- [BRIEF]:
Repeat each record below exactly as given.

--- start of SOURCE RECORDS ---

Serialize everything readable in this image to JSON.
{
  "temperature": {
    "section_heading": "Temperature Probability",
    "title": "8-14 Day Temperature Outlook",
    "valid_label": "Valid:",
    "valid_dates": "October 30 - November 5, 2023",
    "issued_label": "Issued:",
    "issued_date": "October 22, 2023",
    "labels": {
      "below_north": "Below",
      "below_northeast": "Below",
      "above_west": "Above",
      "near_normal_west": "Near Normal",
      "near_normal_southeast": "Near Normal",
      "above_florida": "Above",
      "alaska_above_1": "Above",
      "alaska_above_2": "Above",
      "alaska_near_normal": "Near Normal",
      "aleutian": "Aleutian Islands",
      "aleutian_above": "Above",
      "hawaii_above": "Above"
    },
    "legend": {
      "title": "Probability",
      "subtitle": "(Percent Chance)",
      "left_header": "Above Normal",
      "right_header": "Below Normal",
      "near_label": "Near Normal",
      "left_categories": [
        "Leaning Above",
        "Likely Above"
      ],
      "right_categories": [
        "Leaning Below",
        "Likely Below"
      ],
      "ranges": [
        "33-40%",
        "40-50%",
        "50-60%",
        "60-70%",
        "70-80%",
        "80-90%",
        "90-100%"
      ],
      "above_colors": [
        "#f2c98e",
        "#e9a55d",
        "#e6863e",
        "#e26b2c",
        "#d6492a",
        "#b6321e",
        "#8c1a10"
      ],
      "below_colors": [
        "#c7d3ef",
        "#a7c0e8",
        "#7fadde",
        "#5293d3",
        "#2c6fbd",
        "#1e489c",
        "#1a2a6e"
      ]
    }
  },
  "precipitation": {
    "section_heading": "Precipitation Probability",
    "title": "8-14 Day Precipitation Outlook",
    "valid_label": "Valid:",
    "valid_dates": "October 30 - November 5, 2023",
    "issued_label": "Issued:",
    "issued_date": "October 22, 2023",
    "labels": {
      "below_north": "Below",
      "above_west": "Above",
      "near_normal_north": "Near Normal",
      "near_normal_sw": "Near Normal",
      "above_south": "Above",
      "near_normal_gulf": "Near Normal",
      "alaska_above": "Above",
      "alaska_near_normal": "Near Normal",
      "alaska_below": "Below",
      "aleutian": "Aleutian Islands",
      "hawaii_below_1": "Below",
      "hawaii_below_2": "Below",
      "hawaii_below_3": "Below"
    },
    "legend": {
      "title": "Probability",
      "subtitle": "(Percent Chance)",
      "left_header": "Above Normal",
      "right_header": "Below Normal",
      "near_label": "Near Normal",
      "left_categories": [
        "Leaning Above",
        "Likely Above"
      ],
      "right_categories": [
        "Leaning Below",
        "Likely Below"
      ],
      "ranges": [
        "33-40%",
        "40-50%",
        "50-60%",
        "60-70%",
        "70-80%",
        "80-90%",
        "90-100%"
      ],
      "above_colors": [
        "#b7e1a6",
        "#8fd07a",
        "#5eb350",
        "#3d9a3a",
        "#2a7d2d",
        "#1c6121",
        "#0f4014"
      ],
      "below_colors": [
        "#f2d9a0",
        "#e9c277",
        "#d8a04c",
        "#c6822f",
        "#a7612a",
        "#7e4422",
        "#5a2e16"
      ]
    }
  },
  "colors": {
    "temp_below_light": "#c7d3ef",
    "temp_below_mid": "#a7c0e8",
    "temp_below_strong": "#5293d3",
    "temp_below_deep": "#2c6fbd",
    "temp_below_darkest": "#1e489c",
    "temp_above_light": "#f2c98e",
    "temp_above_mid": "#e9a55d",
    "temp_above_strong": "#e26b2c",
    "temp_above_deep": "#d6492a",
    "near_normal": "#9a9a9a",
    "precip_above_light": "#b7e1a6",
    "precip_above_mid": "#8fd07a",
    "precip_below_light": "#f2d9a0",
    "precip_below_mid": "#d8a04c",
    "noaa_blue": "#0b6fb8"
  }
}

--- end of SOURCE RECORDS ---

- [EXERCISE RESULT]:
Serialize everything readable in this image to JSON.
{
  "temperature": {
    "section_heading": "Temperature Probability",
    "title": "8-14 Day Temperature Outlook",
    "valid_label": "Valid:",
    "valid_dates": "October 30 - November 5, 2023",
    "issued_label": "Issued:",
    "issued_date": "October 22, 2023",
    "labels": {
      "below_north": "Below",
      "below_northeast": "Below",
      "above_west": "Above",
      "near_normal_west": "Near Normal",
      "near_normal_southeast": "Near Normal",
      "above_florida": "Above",
      "alaska_above_1": "Above",
      "alaska_above_2": "Above",
      "alaska_near_normal": "Near Normal",
      "aleutian": "Aleutian Islands",
      "aleutian_above": "Above",
      "hawaii_above": "Above"
    },
    "legend": {
      "title": "Probability",
      "subtitle": "(Percent Chance)",
      "left_header": "Above Normal",
      "right_header": "Below Normal",
      "near_label": "Near Normal",
      "left_categories": [
        "Leaning Above",
        "Likely Above"
      ],
      "right_categories": [
        "Leaning Below",
        "Likely Below"
      ],
      "ranges": [
        "33-40%",
        "40-50%",
        "50-60%",
        "60-70%",
        "70-80%",
        "80-90%",
        "90-100%"
      ],
      "above_colors": [
        "#f2c98e",
        "#e9a55d",
        "#e6863e",
        "#e26b2c",
        "#d6492a",
        "#b6321e",
        "#8c1a10"
      ],
      "below_colors": [
        "#c7d3ef",
        "#a7c0e8",
        "#7fadde",
        "#5293d3",
        "#2c6fbd",
        "#1e489c",
        "#1a2a6e"
      ]
    }
  },
  "precipitation": {
    "section_heading": "Precipitation Probability",
    "title": "8-14 Day Precipitation Outlook",
    "valid_label": "Valid:",
    "valid_dates": "October 30 - November 5, 2023",
    "issued_label": "Issued:",
    "issued_date": "October 22, 2023",
    "labels": {
      "below_north": "Below",
      "above_west": "Above",
      "near_normal_north": "Near Normal",
      "near_normal_sw": "Near Normal",
      "above_south": "Above",
      "near_normal_gulf": "Near Normal",
      "alaska_above": "Above",
      "alaska_near_normal": "Near Normal",
      "alaska_below": "Below",
      "aleutian": "Aleutian Islands",
      "hawaii_below_1": "Below",
      "hawaii_below_2": "Below",
      "hawaii_below_3": "Below"
    },
    "legend": {
      "title": "Probability",
      "subtitle": "(Percent Chance)",
      "left_header": "Above Normal",
      "right_header": "Below Normal",
      "near_label": "Near Normal",
      "left_categories": [
        "Leaning Above",
        "Likely Above"
      ],
      "right_categories": [
        "Leaning Below",
        "Likely Below"
      ],
      "ranges": [
        "33-40%",
        "40-50%",
        "50-60%",
        "60-70%",
        "70-80%",
        "80-90%",
        "90-100%"
      ],
      "above_colors": [
        "#b7e1a6",
        "#8fd07a",
        "#5eb350",
        "#3d9a3a",
        "#2a7d2d",
        "#1c6121",
        "#0f4014"
      ],
      "below_colors": [
        "#f2d9a0",
        "#e9c277",
        "#d8a04c",
        "#c6822f",
        "#a7612a",
        "#7e4422",
        "#5a2e16"
      ]
    }
  },
  "colors": {
    "temp_below_light": "#c7d3ef",
    "temp_below_mid": "#a7c0e8",
    "temp_below_strong": "#5293d3",
    "temp_below_deep": "#2c6fbd",
    "temp_below_darkest": "#1e489c",
    "temp_above_light": "#f2c98e",
    "temp_above_mid": "#e9a55d",
    "temp_above_strong": "#e26b2c",
    "temp_above_deep": "#d6492a",
    "near_normal": "#9a9a9a",
    "precip_above_light": "#b7e1a6",
    "precip_above_mid": "#8fd07a",
    "precip_below_light": "#f2d9a0",
    "precip_below_mid": "#d8a04c",
    "noaa_blue": "#0b6fb8"
  }
}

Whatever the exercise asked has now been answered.